(Element and coordinate records)
* * * *

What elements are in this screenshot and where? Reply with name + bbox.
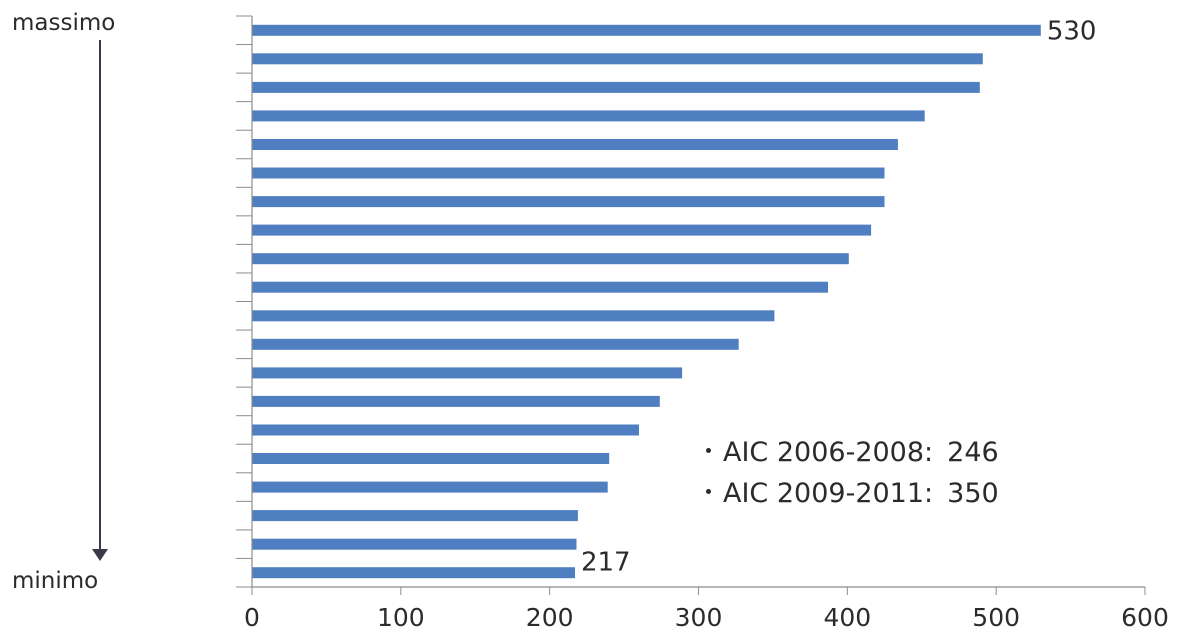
bar — [252, 481, 608, 493]
min-label: minimo — [12, 568, 99, 594]
bar — [252, 338, 739, 350]
x-tick-label: 400 — [823, 603, 871, 630]
bullet-icon — [706, 489, 711, 494]
bar — [252, 395, 660, 407]
x-tick-label: 600 — [1121, 603, 1169, 630]
bar — [252, 510, 578, 522]
bar — [252, 367, 683, 379]
aic-note-1-value: 246 — [947, 437, 999, 468]
bar — [252, 567, 575, 579]
aic-note-2-label: AIC 2009-2011: — [723, 478, 934, 509]
bar — [252, 53, 983, 65]
bar — [252, 310, 775, 322]
bar — [252, 453, 610, 464]
x-tick-label: 100 — [377, 603, 425, 630]
bar — [252, 253, 849, 265]
x-tick-label: 500 — [972, 603, 1020, 630]
bar — [252, 24, 1041, 36]
data-label: 530 — [1047, 16, 1097, 46]
data-label: 217 — [581, 548, 631, 578]
x-tick-label: 200 — [526, 603, 574, 630]
bar — [252, 538, 577, 550]
bar — [252, 196, 885, 208]
aic-note-1: AIC 2006-2008: 246 — [706, 437, 999, 468]
bar — [252, 110, 925, 122]
aic-note-1-label: AIC 2006-2008: — [723, 437, 934, 468]
bar — [252, 167, 885, 179]
x-tick-label: 0 — [244, 603, 260, 630]
arrow-down-icon — [92, 549, 108, 561]
bar — [252, 224, 872, 236]
aic-note-2: AIC 2009-2011: 350 — [706, 478, 999, 509]
bullet-icon — [706, 448, 711, 453]
max-label: massimo — [12, 10, 116, 36]
bar — [252, 81, 980, 93]
bar — [252, 424, 639, 436]
bar — [252, 139, 898, 150]
aic-note-2-value: 350 — [947, 478, 999, 509]
bar — [252, 281, 828, 293]
x-tick-label: 300 — [675, 603, 723, 630]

* * * *

To do: Update the rows above by replacing every "x-tick-label" with "axis-tick", keeping everything else the same, and omit the pictures from your answer.

Problem solution:
What elements are in this screenshot and where? Reply with name + bbox.
bar — [252, 481, 608, 493]
min-label: minimo — [12, 568, 99, 594]
bar — [252, 338, 739, 350]
axis-tick: 400 — [823, 603, 871, 630]
bullet-icon — [706, 489, 711, 494]
bar — [252, 395, 660, 407]
axis-tick: 600 — [1121, 603, 1169, 630]
bar — [252, 510, 578, 522]
bar — [252, 367, 683, 379]
aic-note-1-value: 246 — [947, 437, 999, 468]
bar — [252, 567, 575, 579]
aic-note-2-label: AIC 2009-2011: — [723, 478, 934, 509]
bar — [252, 53, 983, 65]
bar — [252, 310, 775, 322]
bar — [252, 453, 610, 464]
axis-tick: 100 — [377, 603, 425, 630]
bar — [252, 253, 849, 265]
axis-tick: 500 — [972, 603, 1020, 630]
bar — [252, 24, 1041, 36]
data-label: 530 — [1047, 16, 1097, 46]
data-label: 217 — [581, 548, 631, 578]
axis-tick: 200 — [526, 603, 574, 630]
bar — [252, 538, 577, 550]
bar — [252, 196, 885, 208]
aic-note-1: AIC 2006-2008: 246 — [706, 437, 999, 468]
bar — [252, 110, 925, 122]
aic-note-1-label: AIC 2006-2008: — [723, 437, 934, 468]
bar — [252, 167, 885, 179]
axis-tick: 0 — [244, 603, 260, 630]
arrow-down-icon — [92, 549, 108, 561]
bar — [252, 224, 872, 236]
aic-note-2: AIC 2009-2011: 350 — [706, 478, 999, 509]
bullet-icon — [706, 448, 711, 453]
max-label: massimo — [12, 10, 116, 36]
bar — [252, 81, 980, 93]
bar — [252, 424, 639, 436]
bar — [252, 139, 898, 150]
aic-note-2-value: 350 — [947, 478, 999, 509]
bar — [252, 281, 828, 293]
axis-tick: 300 — [675, 603, 723, 630]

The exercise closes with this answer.